#### WRITTEN EXERCISE:
Send each entry back exactly as given, pictures excluded.

#### LISTED RECORDS:
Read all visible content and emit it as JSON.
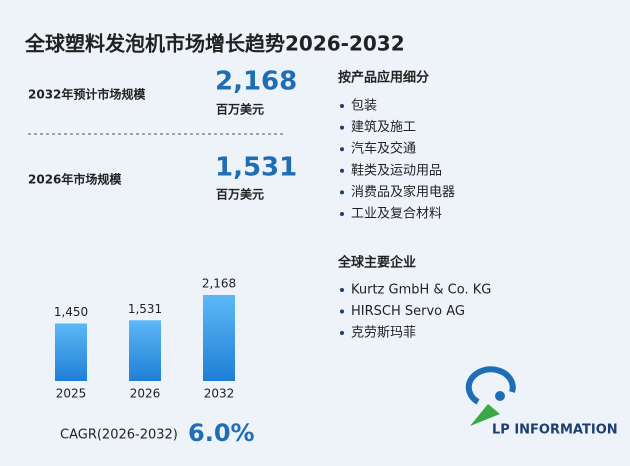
{
  "title": "全球塑料发泡机市场增长趋势2026-2032",
  "stats": [
    {
      "label": "2032年预计市场规模",
      "value": "2,168",
      "unit": "百万美元"
    },
    {
      "label": "2026年市场规模",
      "value": "1,531",
      "unit": "百万美元"
    }
  ],
  "chart_data": {
    "type": "bar",
    "categories": [
      "2025",
      "2026",
      "2032"
    ],
    "values": [
      1450,
      1531,
      2168
    ],
    "value_labels": [
      "1,450",
      "1,531",
      "2,168"
    ],
    "color": "#2a8ee0"
  },
  "cagr": {
    "label": "CAGR(2026-2032)",
    "value": "6.0%"
  },
  "segments": {
    "title": "按产品应用细分",
    "items": [
      "包装",
      "建筑及施工",
      "汽车及交通",
      "鞋类及运动用品",
      "消费品及家用电器",
      "工业及复合材料"
    ]
  },
  "companies": {
    "title": "全球主要企业",
    "items": [
      "Kurtz GmbH & Co. KG",
      "HIRSCH Servo AG",
      "克劳斯玛菲"
    ]
  },
  "logo": "LP INFORMATION"
}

#### ANSWER BELOW:
Read all visible content and emit it as JSON.
{
  "title": "全球塑料发泡机市场增长趋势2026-2032",
  "stats": [
    {
      "label": "2032年预计市场规模",
      "value": "2,168",
      "unit": "百万美元"
    },
    {
      "label": "2026年市场规模",
      "value": "1,531",
      "unit": "百万美元"
    }
  ],
  "chart_data": {
    "type": "bar",
    "categories": [
      "2025",
      "2026",
      "2032"
    ],
    "values": [
      1450,
      1531,
      2168
    ],
    "value_labels": [
      "1,450",
      "1,531",
      "2,168"
    ],
    "color": "#2a8ee0"
  },
  "cagr": {
    "label": "CAGR(2026-2032)",
    "value": "6.0%"
  },
  "segments": {
    "title": "按产品应用细分",
    "items": [
      "包装",
      "建筑及施工",
      "汽车及交通",
      "鞋类及运动用品",
      "消费品及家用电器",
      "工业及复合材料"
    ]
  },
  "companies": {
    "title": "全球主要企业",
    "items": [
      "Kurtz GmbH & Co. KG",
      "HIRSCH Servo AG",
      "克劳斯玛菲"
    ]
  },
  "logo": "LP INFORMATION"
}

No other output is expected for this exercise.